EXERCISE AIM>
Give the data again exactly as written, skipping any pictures.

┌──

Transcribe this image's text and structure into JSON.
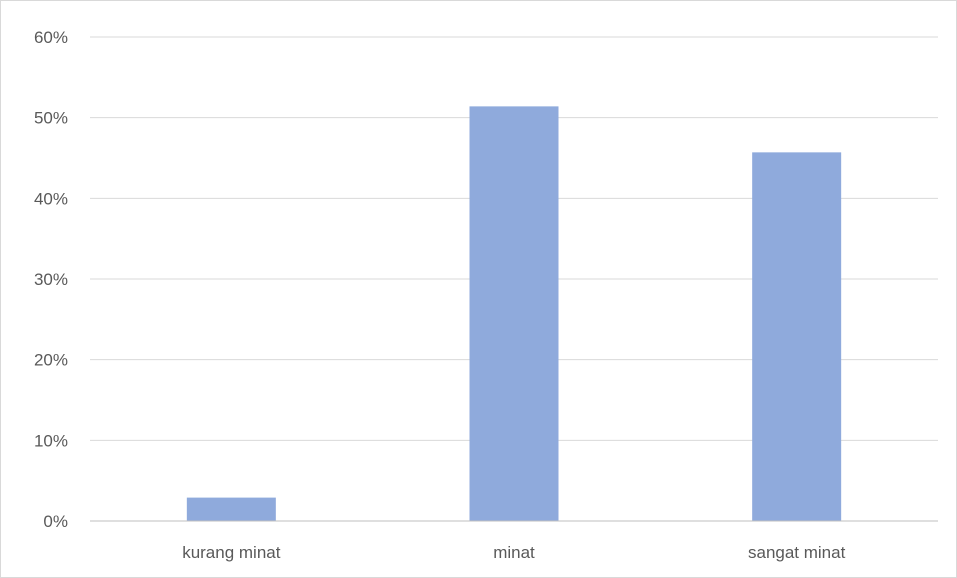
{
  "chart_data": {
    "type": "bar",
    "title": "",
    "xlabel": "",
    "ylabel": "",
    "categories": [
      "kurang minat",
      "minat",
      "sangat minat"
    ],
    "values": [
      2.9,
      51.4,
      45.7
    ],
    "unit": "%",
    "ylim": [
      0,
      60
    ],
    "yticks": [
      0,
      10,
      20,
      30,
      40,
      50,
      60
    ],
    "ytick_labels": [
      "0%",
      "10%",
      "20%",
      "30%",
      "40%",
      "50%",
      "60%"
    ],
    "grid": true,
    "legend": "none",
    "colors": {
      "bar": "#8faadc",
      "grid": "#d9d9d9",
      "axis": "#bfbfbf",
      "text": "#595959"
    }
  }
}
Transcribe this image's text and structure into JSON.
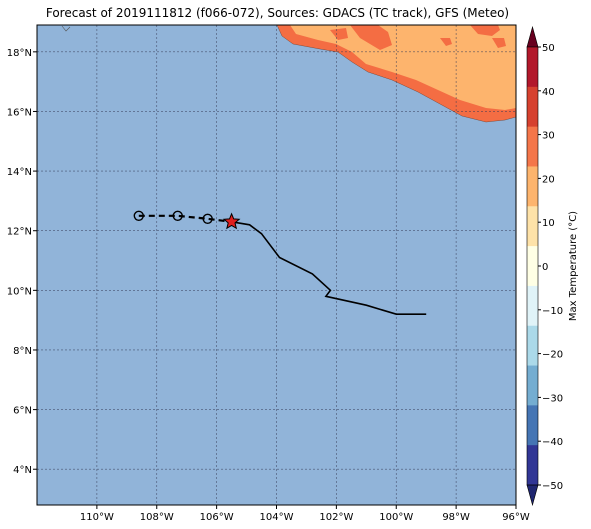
{
  "title": "Forecast of 2019111812 (f066-072), Sources: GDACS (TC track), GFS (Meteo)",
  "map": {
    "lon_range": [
      -112,
      -96
    ],
    "lat_range": [
      2.8,
      18.9
    ],
    "x_ticks": [
      "110°W",
      "108°W",
      "106°W",
      "104°W",
      "102°W",
      "100°W",
      "98°W",
      "96°W"
    ],
    "y_ticks": [
      "4°N",
      "6°N",
      "8°N",
      "10°N",
      "12°N",
      "14°N",
      "16°N",
      "18°N"
    ],
    "grid": true,
    "colors": {
      "ocean": "#91b4d9",
      "land_warm": "#fdb46d",
      "land_hot": "#f46d43",
      "track": "#000000",
      "current_position": "#e02020"
    }
  },
  "track": {
    "observed": [
      {
        "lon": -105.5,
        "lat": 12.3
      },
      {
        "lon": -104.9,
        "lat": 12.2
      },
      {
        "lon": -104.5,
        "lat": 11.9
      },
      {
        "lon": -103.9,
        "lat": 11.1
      },
      {
        "lon": -102.8,
        "lat": 10.55
      },
      {
        "lon": -102.2,
        "lat": 10.0
      },
      {
        "lon": -102.35,
        "lat": 9.8
      },
      {
        "lon": -101.0,
        "lat": 9.5
      },
      {
        "lon": -100.0,
        "lat": 9.2
      },
      {
        "lon": -99.0,
        "lat": 9.2
      }
    ],
    "forecast": [
      {
        "lon": -108.6,
        "lat": 12.5
      },
      {
        "lon": -107.3,
        "lat": 12.5
      },
      {
        "lon": -106.3,
        "lat": 12.4
      },
      {
        "lon": -105.5,
        "lat": 12.3
      }
    ],
    "forecast_points": [
      {
        "lon": -108.6,
        "lat": 12.5
      },
      {
        "lon": -107.3,
        "lat": 12.5
      },
      {
        "lon": -106.3,
        "lat": 12.4
      }
    ],
    "current_position": {
      "lon": -105.5,
      "lat": 12.3
    }
  },
  "colorbar": {
    "label": "Max Temperature (°C)",
    "ticks": [
      "50",
      "40",
      "30",
      "20",
      "10",
      "0",
      "−10",
      "−20",
      "−30",
      "−40",
      "−50"
    ],
    "range": [
      -50,
      50
    ],
    "colors_top_to_bottom": [
      "#67001f",
      "#b2182b",
      "#d6412f",
      "#f4764a",
      "#fdb46d",
      "#fee2a8",
      "#ffffe5",
      "#e0f3f8",
      "#abd9e9",
      "#74add1",
      "#4575b4",
      "#313695",
      "#1f2670"
    ]
  }
}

└──

EXERCISE ANSWER>
Transcribe this image's text and structure into JSON.
{
  "chart_data": {
    "type": "bar",
    "title": "",
    "xlabel": "",
    "ylabel": "",
    "categories": [
      "kurang minat",
      "minat",
      "sangat minat"
    ],
    "values": [
      2.9,
      51.4,
      45.7
    ],
    "unit": "%",
    "ylim": [
      0,
      60
    ],
    "yticks": [
      0,
      10,
      20,
      30,
      40,
      50,
      60
    ],
    "ytick_labels": [
      "0%",
      "10%",
      "20%",
      "30%",
      "40%",
      "50%",
      "60%"
    ],
    "grid": true,
    "legend": "none",
    "colors": {
      "bar": "#8faadc",
      "grid": "#d9d9d9",
      "axis": "#bfbfbf",
      "text": "#595959"
    }
  }
}
Transcribe this image's text and structure into JSON.
{
  "title": "Forecast of 2019111812 (f066-072), Sources: GDACS (TC track), GFS (Meteo)",
  "map": {
    "lon_range": [
      -112,
      -96
    ],
    "lat_range": [
      2.8,
      18.9
    ],
    "x_ticks": [
      "110°W",
      "108°W",
      "106°W",
      "104°W",
      "102°W",
      "100°W",
      "98°W",
      "96°W"
    ],
    "y_ticks": [
      "4°N",
      "6°N",
      "8°N",
      "10°N",
      "12°N",
      "14°N",
      "16°N",
      "18°N"
    ],
    "grid": true,
    "colors": {
      "ocean": "#91b4d9",
      "land_warm": "#fdb46d",
      "land_hot": "#f46d43",
      "track": "#000000",
      "current_position": "#e02020"
    }
  },
  "track": {
    "observed": [
      {
        "lon": -105.5,
        "lat": 12.3
      },
      {
        "lon": -104.9,
        "lat": 12.2
      },
      {
        "lon": -104.5,
        "lat": 11.9
      },
      {
        "lon": -103.9,
        "lat": 11.1
      },
      {
        "lon": -102.8,
        "lat": 10.55
      },
      {
        "lon": -102.2,
        "lat": 10.0
      },
      {
        "lon": -102.35,
        "lat": 9.8
      },
      {
        "lon": -101.0,
        "lat": 9.5
      },
      {
        "lon": -100.0,
        "lat": 9.2
      },
      {
        "lon": -99.0,
        "lat": 9.2
      }
    ],
    "forecast": [
      {
        "lon": -108.6,
        "lat": 12.5
      },
      {
        "lon": -107.3,
        "lat": 12.5
      },
      {
        "lon": -106.3,
        "lat": 12.4
      },
      {
        "lon": -105.5,
        "lat": 12.3
      }
    ],
    "forecast_points": [
      {
        "lon": -108.6,
        "lat": 12.5
      },
      {
        "lon": -107.3,
        "lat": 12.5
      },
      {
        "lon": -106.3,
        "lat": 12.4
      }
    ],
    "current_position": {
      "lon": -105.5,
      "lat": 12.3
    }
  },
  "colorbar": {
    "label": "Max Temperature (°C)",
    "ticks": [
      "50",
      "40",
      "30",
      "20",
      "10",
      "0",
      "−10",
      "−20",
      "−30",
      "−40",
      "−50"
    ],
    "range": [
      -50,
      50
    ],
    "colors_top_to_bottom": [
      "#67001f",
      "#b2182b",
      "#d6412f",
      "#f4764a",
      "#fdb46d",
      "#fee2a8",
      "#ffffe5",
      "#e0f3f8",
      "#abd9e9",
      "#74add1",
      "#4575b4",
      "#313695",
      "#1f2670"
    ]
  }
}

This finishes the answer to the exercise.